===== Data lines

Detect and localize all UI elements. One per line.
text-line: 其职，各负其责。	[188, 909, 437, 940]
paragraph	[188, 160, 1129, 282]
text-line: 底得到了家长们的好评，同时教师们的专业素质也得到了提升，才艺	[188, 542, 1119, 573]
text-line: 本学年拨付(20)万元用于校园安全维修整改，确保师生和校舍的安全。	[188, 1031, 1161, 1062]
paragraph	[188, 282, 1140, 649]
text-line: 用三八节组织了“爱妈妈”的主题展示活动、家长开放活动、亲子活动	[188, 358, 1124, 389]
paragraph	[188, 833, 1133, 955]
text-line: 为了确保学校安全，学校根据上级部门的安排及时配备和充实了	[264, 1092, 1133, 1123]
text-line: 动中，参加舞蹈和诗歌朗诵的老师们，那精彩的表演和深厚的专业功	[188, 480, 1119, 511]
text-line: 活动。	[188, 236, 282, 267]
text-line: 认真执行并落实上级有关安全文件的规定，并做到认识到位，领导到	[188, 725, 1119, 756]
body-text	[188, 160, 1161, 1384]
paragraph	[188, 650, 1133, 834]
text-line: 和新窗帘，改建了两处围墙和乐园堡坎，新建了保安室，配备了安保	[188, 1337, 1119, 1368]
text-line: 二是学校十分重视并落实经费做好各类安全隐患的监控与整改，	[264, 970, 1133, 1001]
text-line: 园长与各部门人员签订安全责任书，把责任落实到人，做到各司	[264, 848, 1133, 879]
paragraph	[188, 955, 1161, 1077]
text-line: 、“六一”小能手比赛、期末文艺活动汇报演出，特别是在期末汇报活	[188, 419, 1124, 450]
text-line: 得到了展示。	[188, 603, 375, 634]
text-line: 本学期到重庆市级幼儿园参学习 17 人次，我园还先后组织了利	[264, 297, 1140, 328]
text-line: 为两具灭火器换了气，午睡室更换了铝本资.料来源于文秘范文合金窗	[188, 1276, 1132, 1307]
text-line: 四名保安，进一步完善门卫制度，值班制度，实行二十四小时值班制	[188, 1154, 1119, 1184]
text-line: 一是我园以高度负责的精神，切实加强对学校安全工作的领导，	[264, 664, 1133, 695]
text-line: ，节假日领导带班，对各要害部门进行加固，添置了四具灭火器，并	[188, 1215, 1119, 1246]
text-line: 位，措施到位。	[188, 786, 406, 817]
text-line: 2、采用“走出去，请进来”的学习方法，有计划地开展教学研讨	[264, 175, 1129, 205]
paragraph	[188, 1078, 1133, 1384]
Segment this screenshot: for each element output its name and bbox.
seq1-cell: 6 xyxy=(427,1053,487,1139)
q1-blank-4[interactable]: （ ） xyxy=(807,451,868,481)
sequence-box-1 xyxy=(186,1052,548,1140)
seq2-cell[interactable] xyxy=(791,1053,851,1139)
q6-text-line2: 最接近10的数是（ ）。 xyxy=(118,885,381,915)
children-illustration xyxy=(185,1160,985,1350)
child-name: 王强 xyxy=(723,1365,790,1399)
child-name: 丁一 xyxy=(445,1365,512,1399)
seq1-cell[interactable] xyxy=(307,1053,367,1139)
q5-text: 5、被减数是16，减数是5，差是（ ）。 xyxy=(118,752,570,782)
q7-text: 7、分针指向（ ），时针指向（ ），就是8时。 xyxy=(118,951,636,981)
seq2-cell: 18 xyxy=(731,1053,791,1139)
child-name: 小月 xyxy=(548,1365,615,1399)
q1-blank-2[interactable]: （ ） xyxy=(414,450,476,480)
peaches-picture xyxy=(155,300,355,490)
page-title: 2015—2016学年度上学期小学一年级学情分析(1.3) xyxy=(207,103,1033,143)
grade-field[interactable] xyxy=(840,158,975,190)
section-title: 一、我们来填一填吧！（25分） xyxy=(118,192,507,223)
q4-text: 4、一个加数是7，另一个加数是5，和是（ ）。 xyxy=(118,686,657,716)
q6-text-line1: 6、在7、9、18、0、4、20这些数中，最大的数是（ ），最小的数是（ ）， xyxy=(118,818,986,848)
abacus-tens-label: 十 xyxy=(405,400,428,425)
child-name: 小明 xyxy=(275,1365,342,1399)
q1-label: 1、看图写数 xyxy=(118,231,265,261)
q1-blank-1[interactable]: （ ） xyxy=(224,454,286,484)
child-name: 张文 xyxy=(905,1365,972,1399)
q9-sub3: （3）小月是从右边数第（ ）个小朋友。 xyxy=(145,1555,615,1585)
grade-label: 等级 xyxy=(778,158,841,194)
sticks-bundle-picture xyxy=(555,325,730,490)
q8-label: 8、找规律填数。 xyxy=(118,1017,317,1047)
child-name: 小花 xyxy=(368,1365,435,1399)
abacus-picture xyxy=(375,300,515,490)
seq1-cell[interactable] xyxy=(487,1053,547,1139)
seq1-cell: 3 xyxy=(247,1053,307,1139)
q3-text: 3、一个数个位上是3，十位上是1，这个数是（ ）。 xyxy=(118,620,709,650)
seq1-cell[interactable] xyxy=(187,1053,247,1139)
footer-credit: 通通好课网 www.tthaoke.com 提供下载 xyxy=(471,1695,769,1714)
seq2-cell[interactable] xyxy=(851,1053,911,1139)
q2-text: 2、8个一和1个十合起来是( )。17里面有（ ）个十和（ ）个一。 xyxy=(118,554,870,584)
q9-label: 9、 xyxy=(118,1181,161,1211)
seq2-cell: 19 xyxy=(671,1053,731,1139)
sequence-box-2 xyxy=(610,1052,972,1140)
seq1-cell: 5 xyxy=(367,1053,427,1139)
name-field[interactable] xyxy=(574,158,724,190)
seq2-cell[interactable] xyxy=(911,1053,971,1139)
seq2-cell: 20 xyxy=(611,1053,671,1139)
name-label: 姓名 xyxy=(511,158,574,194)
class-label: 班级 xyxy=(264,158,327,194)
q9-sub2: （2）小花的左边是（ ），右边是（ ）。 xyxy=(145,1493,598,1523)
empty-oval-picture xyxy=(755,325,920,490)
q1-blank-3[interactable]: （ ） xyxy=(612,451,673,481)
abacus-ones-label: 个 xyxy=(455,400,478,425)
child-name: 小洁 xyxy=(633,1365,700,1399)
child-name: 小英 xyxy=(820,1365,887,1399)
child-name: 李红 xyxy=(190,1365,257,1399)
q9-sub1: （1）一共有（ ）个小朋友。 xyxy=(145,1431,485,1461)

==========

- Task brief
Set out every line of the listings above as a single numbered list, leaving out any blank lines.

- Worked solution
1. Detect and localize all UI elements. One per line.
2. text-line: 其职，各负其责。	[188, 909, 437, 940]
3. paragraph	[188, 160, 1129, 282]
4. text-line: 底得到了家长们的好评，同时教师们的专业素质也得到了提升，才艺	[188, 542, 1119, 573]
5. text-line: 本学年拨付(20)万元用于校园安全维修整改，确保师生和校舍的安全。	[188, 1031, 1161, 1062]
6. paragraph	[188, 282, 1140, 649]
7. text-line: 用三八节组织了“爱妈妈”的主题展示活动、家长开放活动、亲子活动	[188, 358, 1124, 389]
8. paragraph	[188, 833, 1133, 955]
9. text-line: 为了确保学校安全，学校根据上级部门的安排及时配备和充实了	[264, 1092, 1133, 1123]
10. text-line: 动中，参加舞蹈和诗歌朗诵的老师们，那精彩的表演和深厚的专业功	[188, 480, 1119, 511]
11. text-line: 活动。	[188, 236, 282, 267]
12. text-line: 认真执行并落实上级有关安全文件的规定，并做到认识到位，领导到	[188, 725, 1119, 756]
13. body-text	[188, 160, 1161, 1384]
14. paragraph	[188, 650, 1133, 834]
15. text-line: 和新窗帘，改建了两处围墙和乐园堡坎，新建了保安室，配备了安保	[188, 1337, 1119, 1368]
16. text-line: 二是学校十分重视并落实经费做好各类安全隐患的监控与整改，	[264, 970, 1133, 1001]
17. text-line: 园长与各部门人员签订安全责任书，把责任落实到人，做到各司	[264, 848, 1133, 879]
18. paragraph	[188, 955, 1161, 1077]
19. text-line: 、“六一”小能手比赛、期末文艺活动汇报演出，特别是在期末汇报活	[188, 419, 1124, 450]
20. text-line: 得到了展示。	[188, 603, 375, 634]
21. text-line: 本学期到重庆市级幼儿园参学习 17 人次，我园还先后组织了利	[264, 297, 1140, 328]
22. text-line: 为两具灭火器换了气，午睡室更换了铝本资.料来源于文秘范文合金窗	[188, 1276, 1132, 1307]
23. text-line: 四名保安，进一步完善门卫制度，值班制度，实行二十四小时值班制	[188, 1154, 1119, 1184]
24. text-line: 一是我园以高度负责的精神，切实加强对学校安全工作的领导，	[264, 664, 1133, 695]
25. text-line: ，节假日领导带班，对各要害部门进行加固，添置了四具灭火器，并	[188, 1215, 1119, 1246]
26. text-line: 位，措施到位。	[188, 786, 406, 817]
27. text-line: 2、采用“走出去，请进来”的学习方法，有计划地开展教学研讨	[264, 175, 1129, 205]
28. paragraph	[188, 1078, 1133, 1384]
29. Segment this screenshot: for each element output its name and bbox.
30. seq1-cell: 6 xyxy=(427,1053,487,1139)
31. q1-blank-4[interactable]: （ ） xyxy=(807,451,868,481)
32. sequence-box-1 xyxy=(186,1052,548,1140)
33. seq2-cell[interactable] xyxy=(791,1053,851,1139)
34. q6-text-line2: 最接近10的数是（ ）。 xyxy=(118,885,381,915)
35. children-illustration xyxy=(185,1160,985,1350)
36. child-name: 王强 xyxy=(723,1365,790,1399)
37. child-name: 丁一 xyxy=(445,1365,512,1399)
38. seq1-cell[interactable] xyxy=(307,1053,367,1139)
39. q5-text: 5、被减数是16，减数是5，差是（ ）。 xyxy=(118,752,570,782)
40. q7-text: 7、分针指向（ ），时针指向（ ），就是8时。 xyxy=(118,951,636,981)
41. seq2-cell: 18 xyxy=(731,1053,791,1139)
42. child-name: 小月 xyxy=(548,1365,615,1399)
43. q1-blank-2[interactable]: （ ） xyxy=(414,450,476,480)
44. peaches-picture xyxy=(155,300,355,490)
45. page-title: 2015—2016学年度上学期小学一年级学情分析(1.3) xyxy=(207,103,1033,143)
46. grade-field[interactable] xyxy=(840,158,975,190)
47. section-title: 一、我们来填一填吧！（25分） xyxy=(118,192,507,223)
48. q4-text: 4、一个加数是7，另一个加数是5，和是（ ）。 xyxy=(118,686,657,716)
49. q6-text-line1: 6、在7、9、18、0、4、20这些数中，最大的数是（ ），最小的数是（ ）， xyxy=(118,818,986,848)
50. abacus-tens-label: 十 xyxy=(405,400,428,425)
51. child-name: 小明 xyxy=(275,1365,342,1399)
52. q1-label: 1、看图写数 xyxy=(118,231,265,261)
53. q1-blank-1[interactable]: （ ） xyxy=(224,454,286,484)
54. child-name: 张文 xyxy=(905,1365,972,1399)
55. q9-sub3: （3）小月是从右边数第（ ）个小朋友。 xyxy=(145,1555,615,1585)
56. grade-label: 等级 xyxy=(778,158,841,194)
57. sticks-bundle-picture xyxy=(555,325,730,490)
58. q8-label: 8、找规律填数。 xyxy=(118,1017,317,1047)
59. child-name: 小花 xyxy=(368,1365,435,1399)
60. abacus-picture xyxy=(375,300,515,490)
61. seq1-cell[interactable] xyxy=(487,1053,547,1139)
62. seq1-cell: 3 xyxy=(247,1053,307,1139)
63. q3-text: 3、一个数个位上是3，十位上是1，这个数是（ ）。 xyxy=(118,620,709,650)
64. seq1-cell[interactable] xyxy=(187,1053,247,1139)
65. footer-credit: 通通好课网 www.tthaoke.com 提供下载 xyxy=(471,1695,769,1714)
66. seq2-cell[interactable] xyxy=(851,1053,911,1139)
67. q2-text: 2、8个一和1个十合起来是( )。17里面有（ ）个十和（ ）个一。 xyxy=(118,554,870,584)
68. q9-label: 9、 xyxy=(118,1181,161,1211)
69. seq2-cell: 19 xyxy=(671,1053,731,1139)
70. sequence-box-2 xyxy=(610,1052,972,1140)
71. seq1-cell: 5 xyxy=(367,1053,427,1139)
72. name-field[interactable] xyxy=(574,158,724,190)
73. seq2-cell[interactable] xyxy=(911,1053,971,1139)
74. seq2-cell: 20 xyxy=(611,1053,671,1139)
75. name-label: 姓名 xyxy=(511,158,574,194)
76. class-label: 班级 xyxy=(264,158,327,194)
77. q9-sub2: （2）小花的左边是（ ），右边是（ ）。 xyxy=(145,1493,598,1523)
78. empty-oval-picture xyxy=(755,325,920,490)
79. q1-blank-3[interactable]: （ ） xyxy=(612,451,673,481)
80. abacus-ones-label: 个 xyxy=(455,400,478,425)
81. child-name: 小洁 xyxy=(633,1365,700,1399)
82. child-name: 小英 xyxy=(820,1365,887,1399)
83. child-name: 李红 xyxy=(190,1365,257,1399)
84. q9-sub1: （1）一共有（ ）个小朋友。 xyxy=(145,1431,485,1461)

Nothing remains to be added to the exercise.